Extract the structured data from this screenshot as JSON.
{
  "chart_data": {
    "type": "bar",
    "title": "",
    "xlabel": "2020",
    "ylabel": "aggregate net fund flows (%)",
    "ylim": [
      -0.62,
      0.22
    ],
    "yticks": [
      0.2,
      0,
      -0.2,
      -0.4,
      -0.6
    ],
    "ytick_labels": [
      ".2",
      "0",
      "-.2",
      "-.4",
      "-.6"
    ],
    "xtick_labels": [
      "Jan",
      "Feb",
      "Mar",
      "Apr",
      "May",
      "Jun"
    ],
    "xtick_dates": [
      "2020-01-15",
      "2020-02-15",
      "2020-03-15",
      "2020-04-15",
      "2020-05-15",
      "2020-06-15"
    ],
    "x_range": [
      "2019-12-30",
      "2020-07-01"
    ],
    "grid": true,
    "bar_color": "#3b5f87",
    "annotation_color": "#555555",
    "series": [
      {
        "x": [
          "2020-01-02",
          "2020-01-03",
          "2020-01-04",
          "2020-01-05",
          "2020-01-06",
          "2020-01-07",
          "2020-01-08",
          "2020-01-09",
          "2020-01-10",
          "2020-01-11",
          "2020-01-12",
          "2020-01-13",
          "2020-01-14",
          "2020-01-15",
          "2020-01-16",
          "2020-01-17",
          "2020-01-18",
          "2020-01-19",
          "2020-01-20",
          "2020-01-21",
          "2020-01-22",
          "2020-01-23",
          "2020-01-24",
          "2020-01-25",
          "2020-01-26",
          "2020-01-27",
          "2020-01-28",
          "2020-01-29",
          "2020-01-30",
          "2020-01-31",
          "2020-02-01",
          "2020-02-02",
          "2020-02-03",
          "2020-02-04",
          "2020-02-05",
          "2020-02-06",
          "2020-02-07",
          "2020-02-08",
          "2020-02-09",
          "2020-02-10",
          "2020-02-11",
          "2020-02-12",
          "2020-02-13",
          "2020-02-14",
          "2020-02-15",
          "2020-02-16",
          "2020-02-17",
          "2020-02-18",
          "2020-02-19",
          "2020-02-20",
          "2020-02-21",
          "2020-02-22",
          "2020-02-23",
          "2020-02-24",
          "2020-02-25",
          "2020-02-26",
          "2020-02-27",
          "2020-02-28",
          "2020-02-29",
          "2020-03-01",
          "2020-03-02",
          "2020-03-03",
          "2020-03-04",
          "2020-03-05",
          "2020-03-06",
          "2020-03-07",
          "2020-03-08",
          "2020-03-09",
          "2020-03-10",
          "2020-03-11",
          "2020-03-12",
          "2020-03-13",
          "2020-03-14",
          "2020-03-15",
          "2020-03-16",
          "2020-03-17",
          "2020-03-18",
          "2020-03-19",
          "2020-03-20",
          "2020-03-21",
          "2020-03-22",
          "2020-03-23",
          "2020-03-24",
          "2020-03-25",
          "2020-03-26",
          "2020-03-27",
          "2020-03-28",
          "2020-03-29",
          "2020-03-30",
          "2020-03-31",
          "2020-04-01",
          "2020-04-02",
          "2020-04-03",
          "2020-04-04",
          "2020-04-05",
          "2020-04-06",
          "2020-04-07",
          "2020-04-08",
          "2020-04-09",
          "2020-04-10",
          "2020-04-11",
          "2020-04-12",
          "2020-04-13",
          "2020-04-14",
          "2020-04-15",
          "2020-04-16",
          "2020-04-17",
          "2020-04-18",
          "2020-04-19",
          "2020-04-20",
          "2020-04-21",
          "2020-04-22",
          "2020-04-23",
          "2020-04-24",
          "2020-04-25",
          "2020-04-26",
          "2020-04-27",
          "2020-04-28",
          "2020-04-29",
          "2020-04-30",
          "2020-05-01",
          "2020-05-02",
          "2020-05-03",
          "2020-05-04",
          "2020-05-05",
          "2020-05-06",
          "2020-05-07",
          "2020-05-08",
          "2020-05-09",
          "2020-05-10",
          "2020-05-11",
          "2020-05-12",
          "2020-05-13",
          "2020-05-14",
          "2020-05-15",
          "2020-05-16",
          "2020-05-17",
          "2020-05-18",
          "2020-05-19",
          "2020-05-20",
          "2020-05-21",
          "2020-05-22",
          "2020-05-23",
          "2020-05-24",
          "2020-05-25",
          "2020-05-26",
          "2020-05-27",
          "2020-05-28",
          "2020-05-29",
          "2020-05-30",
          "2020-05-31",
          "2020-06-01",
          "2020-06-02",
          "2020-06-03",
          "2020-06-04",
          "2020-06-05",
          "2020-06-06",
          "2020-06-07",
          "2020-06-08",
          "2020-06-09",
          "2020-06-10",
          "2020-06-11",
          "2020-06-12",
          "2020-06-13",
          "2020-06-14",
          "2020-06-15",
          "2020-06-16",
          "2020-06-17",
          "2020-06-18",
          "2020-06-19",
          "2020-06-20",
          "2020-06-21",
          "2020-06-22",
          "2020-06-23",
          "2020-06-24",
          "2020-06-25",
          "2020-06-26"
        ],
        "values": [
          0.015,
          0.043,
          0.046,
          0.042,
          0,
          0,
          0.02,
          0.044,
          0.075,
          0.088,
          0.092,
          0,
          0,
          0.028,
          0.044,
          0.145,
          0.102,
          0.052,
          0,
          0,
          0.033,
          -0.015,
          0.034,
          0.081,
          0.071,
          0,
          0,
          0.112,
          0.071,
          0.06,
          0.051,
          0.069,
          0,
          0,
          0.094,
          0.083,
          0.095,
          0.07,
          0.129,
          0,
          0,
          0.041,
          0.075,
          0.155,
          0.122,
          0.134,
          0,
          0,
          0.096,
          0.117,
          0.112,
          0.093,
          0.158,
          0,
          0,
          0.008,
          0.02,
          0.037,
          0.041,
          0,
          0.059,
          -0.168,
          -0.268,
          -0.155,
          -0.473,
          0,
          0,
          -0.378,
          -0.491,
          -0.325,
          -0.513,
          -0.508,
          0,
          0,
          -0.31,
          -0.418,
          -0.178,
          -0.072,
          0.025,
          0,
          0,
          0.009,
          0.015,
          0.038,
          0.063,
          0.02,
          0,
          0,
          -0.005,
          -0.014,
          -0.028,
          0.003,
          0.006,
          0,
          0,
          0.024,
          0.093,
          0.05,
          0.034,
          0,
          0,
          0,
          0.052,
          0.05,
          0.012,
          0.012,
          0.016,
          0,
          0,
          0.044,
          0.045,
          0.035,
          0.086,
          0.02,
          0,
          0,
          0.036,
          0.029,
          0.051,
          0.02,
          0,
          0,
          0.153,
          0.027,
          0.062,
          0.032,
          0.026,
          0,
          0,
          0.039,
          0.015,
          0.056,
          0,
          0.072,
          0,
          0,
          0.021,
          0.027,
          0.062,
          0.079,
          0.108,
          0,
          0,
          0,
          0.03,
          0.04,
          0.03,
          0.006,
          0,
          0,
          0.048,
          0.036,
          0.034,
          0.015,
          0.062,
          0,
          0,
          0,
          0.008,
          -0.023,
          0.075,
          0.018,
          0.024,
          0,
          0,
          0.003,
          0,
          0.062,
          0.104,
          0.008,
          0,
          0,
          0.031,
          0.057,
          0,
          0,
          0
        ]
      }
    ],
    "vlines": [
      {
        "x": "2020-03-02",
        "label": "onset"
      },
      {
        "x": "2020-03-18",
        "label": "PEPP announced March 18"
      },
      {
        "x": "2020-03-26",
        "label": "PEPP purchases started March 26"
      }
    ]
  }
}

### Work to be completed
In the entries above, find every line with the word "March" and list it.

### Complete response
        "label": "PEPP announced March 18"
        "label": "PEPP purchases started March 26"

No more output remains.